• **EXTRACTED MATERIAL**
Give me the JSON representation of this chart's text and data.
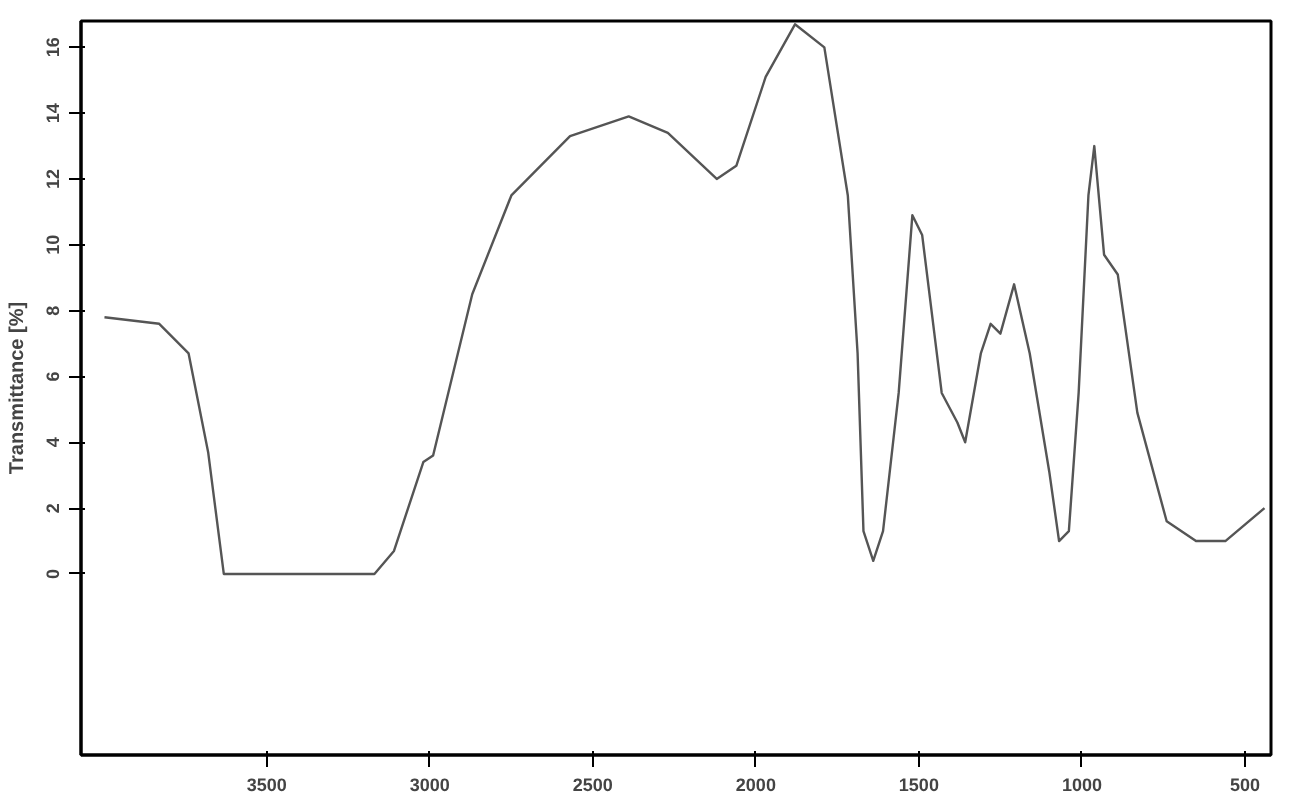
{
  "chart_data": {
    "type": "line",
    "ylabel": "Transmittance [%]",
    "xlim": [
      4070,
      420
    ],
    "xticks": [
      3500,
      3000,
      2500,
      2000,
      1500,
      1000,
      500
    ],
    "ylim": [
      -5.5,
      16.8
    ],
    "yticks": [
      0,
      2,
      4,
      6,
      8,
      10,
      12,
      14,
      16
    ],
    "grid": false,
    "line_style": "solid",
    "series": [
      {
        "color": "#555555",
        "x": [
          3998,
          3830,
          3740,
          3680,
          3632,
          3470,
          3170,
          3110,
          3020,
          2990,
          2870,
          2750,
          2570,
          2390,
          2270,
          2120,
          2060,
          1970,
          1880,
          1790,
          1718,
          1688,
          1670,
          1640,
          1610,
          1562,
          1520,
          1490,
          1430,
          1382,
          1358,
          1310,
          1280,
          1250,
          1208,
          1160,
          1100,
          1070,
          1040,
          1010,
          980,
          962,
          932,
          890,
          830,
          740,
          650,
          560,
          440
        ],
        "values": [
          7.8,
          7.6,
          6.7,
          3.7,
          0,
          0,
          0,
          0.7,
          3.4,
          3.6,
          8.5,
          11.5,
          13.3,
          13.9,
          13.4,
          12.0,
          12.4,
          15.1,
          16.7,
          16.0,
          11.5,
          6.7,
          1.3,
          0.4,
          1.3,
          5.5,
          10.9,
          10.3,
          5.5,
          4.6,
          4.0,
          6.7,
          7.6,
          7.3,
          8.8,
          6.7,
          3.1,
          1.0,
          1.3,
          5.5,
          11.5,
          13.0,
          9.7,
          9.1,
          4.9,
          1.6,
          1.0,
          1.0,
          2.0
        ]
      }
    ]
  }
}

• **WHAT THE EXERCISE ASKS**
Each record above must be returned exactly as written, with its pictures omitted.

• **FINISHED EXERCISE**
Give me the JSON representation of this chart's text and data.
{
  "chart_data": {
    "type": "line",
    "ylabel": "Transmittance [%]",
    "xlim": [
      4070,
      420
    ],
    "xticks": [
      3500,
      3000,
      2500,
      2000,
      1500,
      1000,
      500
    ],
    "ylim": [
      -5.5,
      16.8
    ],
    "yticks": [
      0,
      2,
      4,
      6,
      8,
      10,
      12,
      14,
      16
    ],
    "grid": false,
    "line_style": "solid",
    "series": [
      {
        "color": "#555555",
        "x": [
          3998,
          3830,
          3740,
          3680,
          3632,
          3470,
          3170,
          3110,
          3020,
          2990,
          2870,
          2750,
          2570,
          2390,
          2270,
          2120,
          2060,
          1970,
          1880,
          1790,
          1718,
          1688,
          1670,
          1640,
          1610,
          1562,
          1520,
          1490,
          1430,
          1382,
          1358,
          1310,
          1280,
          1250,
          1208,
          1160,
          1100,
          1070,
          1040,
          1010,
          980,
          962,
          932,
          890,
          830,
          740,
          650,
          560,
          440
        ],
        "values": [
          7.8,
          7.6,
          6.7,
          3.7,
          0,
          0,
          0,
          0.7,
          3.4,
          3.6,
          8.5,
          11.5,
          13.3,
          13.9,
          13.4,
          12.0,
          12.4,
          15.1,
          16.7,
          16.0,
          11.5,
          6.7,
          1.3,
          0.4,
          1.3,
          5.5,
          10.9,
          10.3,
          5.5,
          4.6,
          4.0,
          6.7,
          7.6,
          7.3,
          8.8,
          6.7,
          3.1,
          1.0,
          1.3,
          5.5,
          11.5,
          13.0,
          9.7,
          9.1,
          4.9,
          1.6,
          1.0,
          1.0,
          2.0
        ]
      }
    ]
  }
}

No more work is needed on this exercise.